Menurut teks tentang penyederhanaan birokrasi di bawah, mengapa sebutan "pemangkasan jabatan" dianggap tidak tepat? Jelaskan dalam satu sampai tiga kalimat.

▶ **SUMBER**

>>>>

Secara sekilas, penyederhanaan birokrasi itu dijalankan pada dua track; penataan struktur organisasi dan penyetaraan jabatan. Untuk penyetaraan jabatan, diberlakukan pada jabatan administrasi (eselon) non-jabatan pimpinan tinggi. Sehingga tidak terlalu keliru jika ada yang memudahkan konsep penyetaraan jabatan ini dengan pemangkasan eselon III, IV, dan V.
Namun, kata "pemangkasan jabatan" menjadi tidak tepat karena pejabat yang sebelumnya duduk di jabatan yang disebut dipangkas itu ternyata dialihkan secara mudah ke dalam jabatan fungsional. Lalu apakah penyebutan yang tepat bagi proses itu adalah pengalihan, bukan juga, karena beralihnya pejabat administrasi ke fungsional itu dilakukan dengan proses yang dimudahkan.
Proses yang dimudahkan ini yang perlu digarisbawahi karena perpindahan dari jabatan lain ke dalam fungsional dalam penyederhanaan birokrasi dilakukan begitu saja, tanpa syarat seperti jalur reguler.
Sesungguhnya setiap ASN yang hendak menjadi pejabat fungsional ia harus memenuhi berbagai persyaratan dan melalui berbagai tahapan, salah satunya uji kompetensi. Tentu karena uji kompetensi itu berbentuk tes, maka ada yang lulus ada juga yang tidak.

<<<<

▶ **DATA YANG DISEDIAKAN**
>>>>

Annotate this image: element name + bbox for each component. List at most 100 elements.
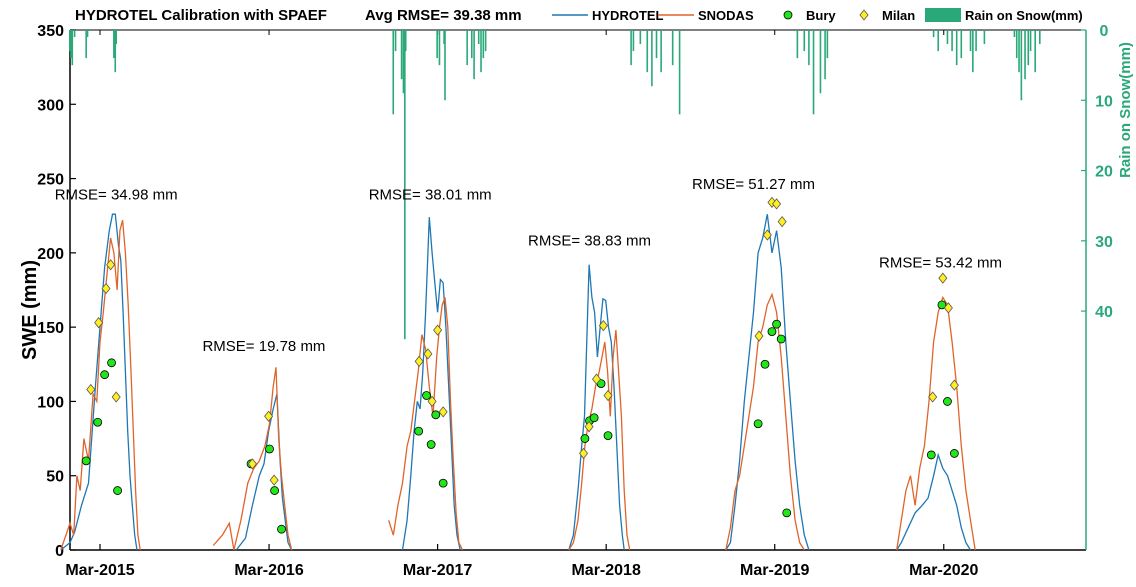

<<<<

▶ **JAWABAN LENGKAP**
Sebutan itu dianggap tidak tepat karena pejabat yang sebelumnya menduduki jabatan yang disebut dipangkas ternyata dialihkan secara mudah ke dalam jabatan fungsional.